- [Prompt]:
Reproduce each line exactly.

- [Stored data]:

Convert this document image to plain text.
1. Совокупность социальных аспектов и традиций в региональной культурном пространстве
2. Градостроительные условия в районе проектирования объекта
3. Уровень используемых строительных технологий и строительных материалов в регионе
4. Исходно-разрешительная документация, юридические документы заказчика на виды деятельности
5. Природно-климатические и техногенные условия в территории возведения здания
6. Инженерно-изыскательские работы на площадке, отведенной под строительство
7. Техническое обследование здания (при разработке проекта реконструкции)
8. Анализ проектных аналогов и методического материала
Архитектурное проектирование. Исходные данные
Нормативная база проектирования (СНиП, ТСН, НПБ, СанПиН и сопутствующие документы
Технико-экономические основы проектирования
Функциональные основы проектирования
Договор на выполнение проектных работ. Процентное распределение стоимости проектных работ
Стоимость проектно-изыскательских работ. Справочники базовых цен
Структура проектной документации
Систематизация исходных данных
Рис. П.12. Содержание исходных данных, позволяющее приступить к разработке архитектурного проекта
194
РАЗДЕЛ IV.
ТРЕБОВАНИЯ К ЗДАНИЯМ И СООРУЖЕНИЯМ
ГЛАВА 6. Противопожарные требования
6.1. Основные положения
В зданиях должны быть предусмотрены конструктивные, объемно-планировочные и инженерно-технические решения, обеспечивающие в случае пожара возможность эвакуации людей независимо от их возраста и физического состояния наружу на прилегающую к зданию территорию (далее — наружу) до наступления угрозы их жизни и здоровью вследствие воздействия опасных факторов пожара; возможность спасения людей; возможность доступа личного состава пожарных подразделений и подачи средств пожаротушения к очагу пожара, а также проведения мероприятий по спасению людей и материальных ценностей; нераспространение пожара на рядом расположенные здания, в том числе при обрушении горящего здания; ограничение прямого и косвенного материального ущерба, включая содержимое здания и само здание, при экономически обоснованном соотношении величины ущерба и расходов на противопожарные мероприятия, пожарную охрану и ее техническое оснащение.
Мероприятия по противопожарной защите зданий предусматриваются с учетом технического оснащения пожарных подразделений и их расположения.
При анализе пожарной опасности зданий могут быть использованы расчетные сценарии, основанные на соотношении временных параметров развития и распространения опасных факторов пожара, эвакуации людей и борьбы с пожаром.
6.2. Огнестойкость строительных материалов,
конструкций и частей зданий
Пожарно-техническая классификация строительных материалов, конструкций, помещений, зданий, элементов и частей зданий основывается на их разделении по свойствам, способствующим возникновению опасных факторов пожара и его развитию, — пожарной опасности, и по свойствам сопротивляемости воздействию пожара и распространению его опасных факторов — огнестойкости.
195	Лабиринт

- [The result]:
Convert this document image to plain text.
1. Совокупность социальных аспектов и традиций в региональной культурном пространстве
2. Градостроительные условия в районе проектирования объекта
3. Уровень используемых строительных технологий и строительных материалов в регионе
4. Исходно-разрешительная документация, юридические документы заказчика на виды деятельности
5. Природно-климатические и техногенные условия в территории возведения здания
6. Инженерно-изыскательские работы на площадке, отведенной под строительство
7. Техническое обследование здания (при разработке проекта реконструкции)
8. Анализ проектных аналогов и методического материала
Архитектурное проектирование. Исходные данные
Нормативная база проектирования (СНиП, ТСН, НПБ, СанПиН и сопутствующие документы
Технико-экономические основы проектирования
Функциональные основы проектирования
Договор на выполнение проектных работ. Процентное распределение стоимости проектных работ
Стоимость проектно-изыскательских работ. Справочники базовых цен
Структура проектной документации
Систематизация исходных данных
Рис. П.12. Содержание исходных данных, позволяющее приступить к разработке архитектурного проекта
194
РАЗДЕЛ IV.
ТРЕБОВАНИЯ К ЗДАНИЯМ И СООРУЖЕНИЯМ
ГЛАВА 6. Противопожарные требования
6.1. Основные положения
В зданиях должны быть предусмотрены конструктивные, объемно-планировочные и инженерно-технические решения, обеспечивающие в случае пожара возможность эвакуации людей независимо от их возраста и физического состояния наружу на прилегающую к зданию территорию (далее — наружу) до наступления угрозы их жизни и здоровью вследствие воздействия опасных факторов пожара; возможность спасения людей; возможность доступа личного состава пожарных подразделений и подачи средств пожаротушения к очагу пожара, а также проведения мероприятий по спасению людей и материальных ценностей; нераспространение пожара на рядом расположенные здания, в том числе при обрушении горящего здания; ограничение прямого и косвенного материального ущерба, включая содержимое здания и само здание, при экономически обоснованном соотношении величины ущерба и расходов на противопожарные мероприятия, пожарную охрану и ее техническое оснащение.
Мероприятия по противопожарной защите зданий предусматриваются с учетом технического оснащения пожарных подразделений и их расположения.
При анализе пожарной опасности зданий могут быть использованы расчетные сценарии, основанные на соотношении временных параметров развития и распространения опасных факторов пожара, эвакуации людей и борьбы с пожаром.
6.2. Огнестойкость строительных материалов,
конструкций и частей зданий
Пожарно-техническая классификация строительных материалов, конструкций, помещений, зданий, элементов и частей зданий основывается на их разделении по свойствам, способствующим возникновению опасных факторов пожара и его развитию, — пожарной опасности, и по свойствам сопротивляемости воздействию пожара и распространению его опасных факторов — огнестойкости.
195	Лабиринт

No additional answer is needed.